**Page excerpt**
--------------------------------
SHIRA KARSEN / THE EAGLE
With more than 40 students camped outside her office, Vice President of Campus Life Gail Hanson agreed to hold an open forum on sexual assault in early fall 2011.
The forum would outline and present updates on AU’s plan to increase sexual assault programs and education on campus.
Students originally lobbied Hanson to sign a Department of Justice grant proposal that would give AU $300,000 over three years and require students to participate in SexualAssaultEdu, an online program similar to AlcoholEdu, and a Welcome Week presentation on sexual assault. Unlike AlcoholEdu, students would face a stop on their account if they did not participate, holding up their class registration.
Courtesy of ETHAN MILLER
Hanson would not sign the grant proposal — due March 31 — because of her concerns with mandatory education enforced by placing stops on student accounts.
Without her signature, the proposal cannot move forward in University administration to be submitted to the Department of Justice.
Hanson said the University had budgeted $150,000 for the next two years to increase sexual assault programs and education on campus, making the grant money unnecessary.
--------------------------------
**Extracted entries**
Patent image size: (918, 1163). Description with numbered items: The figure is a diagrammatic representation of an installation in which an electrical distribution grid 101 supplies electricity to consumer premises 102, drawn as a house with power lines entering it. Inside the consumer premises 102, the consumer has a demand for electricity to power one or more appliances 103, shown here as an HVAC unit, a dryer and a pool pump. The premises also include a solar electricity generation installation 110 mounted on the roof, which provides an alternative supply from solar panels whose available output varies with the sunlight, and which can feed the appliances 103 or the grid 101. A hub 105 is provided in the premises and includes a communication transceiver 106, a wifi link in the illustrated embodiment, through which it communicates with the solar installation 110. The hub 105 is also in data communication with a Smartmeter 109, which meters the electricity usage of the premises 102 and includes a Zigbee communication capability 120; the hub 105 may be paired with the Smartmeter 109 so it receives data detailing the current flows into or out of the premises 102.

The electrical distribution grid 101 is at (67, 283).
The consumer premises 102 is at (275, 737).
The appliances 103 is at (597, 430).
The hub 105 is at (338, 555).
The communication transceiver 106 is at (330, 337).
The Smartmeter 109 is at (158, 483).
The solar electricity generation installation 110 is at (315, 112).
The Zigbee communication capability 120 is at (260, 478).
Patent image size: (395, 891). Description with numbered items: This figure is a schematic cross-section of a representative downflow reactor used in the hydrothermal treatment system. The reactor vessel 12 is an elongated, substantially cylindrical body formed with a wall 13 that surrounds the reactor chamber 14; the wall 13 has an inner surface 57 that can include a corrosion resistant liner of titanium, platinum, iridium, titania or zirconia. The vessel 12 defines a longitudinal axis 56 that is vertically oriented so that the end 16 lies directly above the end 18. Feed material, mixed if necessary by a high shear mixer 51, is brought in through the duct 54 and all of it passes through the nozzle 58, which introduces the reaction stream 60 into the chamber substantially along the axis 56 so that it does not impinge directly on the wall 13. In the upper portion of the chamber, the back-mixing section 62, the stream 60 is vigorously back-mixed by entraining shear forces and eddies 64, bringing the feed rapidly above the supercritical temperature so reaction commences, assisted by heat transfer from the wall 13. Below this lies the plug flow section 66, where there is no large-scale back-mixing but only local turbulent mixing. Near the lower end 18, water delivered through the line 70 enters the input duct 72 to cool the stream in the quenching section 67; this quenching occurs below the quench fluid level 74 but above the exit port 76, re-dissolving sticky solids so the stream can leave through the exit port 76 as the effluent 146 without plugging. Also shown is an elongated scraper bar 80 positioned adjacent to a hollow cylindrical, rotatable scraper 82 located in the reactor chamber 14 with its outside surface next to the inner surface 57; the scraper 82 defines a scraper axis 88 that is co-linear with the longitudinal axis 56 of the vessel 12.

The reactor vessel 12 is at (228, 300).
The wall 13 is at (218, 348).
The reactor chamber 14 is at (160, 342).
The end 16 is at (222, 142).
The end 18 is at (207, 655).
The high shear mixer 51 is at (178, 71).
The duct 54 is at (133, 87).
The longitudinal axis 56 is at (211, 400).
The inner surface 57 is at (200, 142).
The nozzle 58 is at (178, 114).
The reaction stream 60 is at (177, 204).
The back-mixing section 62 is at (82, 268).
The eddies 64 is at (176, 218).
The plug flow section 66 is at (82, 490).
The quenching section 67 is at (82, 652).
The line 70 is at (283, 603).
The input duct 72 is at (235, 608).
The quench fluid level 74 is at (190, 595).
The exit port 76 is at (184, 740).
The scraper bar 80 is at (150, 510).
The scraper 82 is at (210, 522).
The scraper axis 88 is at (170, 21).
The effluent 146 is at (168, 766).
--------------------------------
**Work instructions**
Continue the news article about the sexual assault grant proposal, starting after its final sentence. You can disregard the material entirely.

**Task answer**
“We already have both the institutional funds and the commitment to this issue to take the steps outlined in the grant,” Hanson said to students protesting outside her office.
Dean of Students Robert Hradsky and Associate Dean of Students Michelle Espinosa were also present to provide additional explanations of the programs funded by AU budget money.
“Each of the initiatives in the grant is in place and growing, being put in place or will happen down the line based on our budget plans,” said Espinosa, who also oversees the Wellness Center and worked to hire a sexual health educator this fall.
After initially trying to get Hanson’s signature on the grant proposal, students then moved to get her signature on a document committing to meeting the five main goals of the grant with the money that the University has budgeted.
These goals include providing training for Public Safety officers, starting a Men Creating Change group on campus, creating a Community Coordinated Response team, implementing mandatory education on sexual assault for all new students and hiring a victim advocate with confidentiality, who could serve as an intermediary between victims and administration so the victim could remain anonymous.
Voices echoed around the quad Thursday morning, shouting “Hey Dr. Hanson, hey, sign the VAWA [Violence Against Women Act] grant today.”
Students and community activists, including representatives from the Feminist Majority Foundation, marched around the quad protesting Hanson’s decision not to sign the proposal.
As rain drizzled overhead, the group of 40 protestors, holding signs and wearing pink armbands, passed bewildered students and tour groups.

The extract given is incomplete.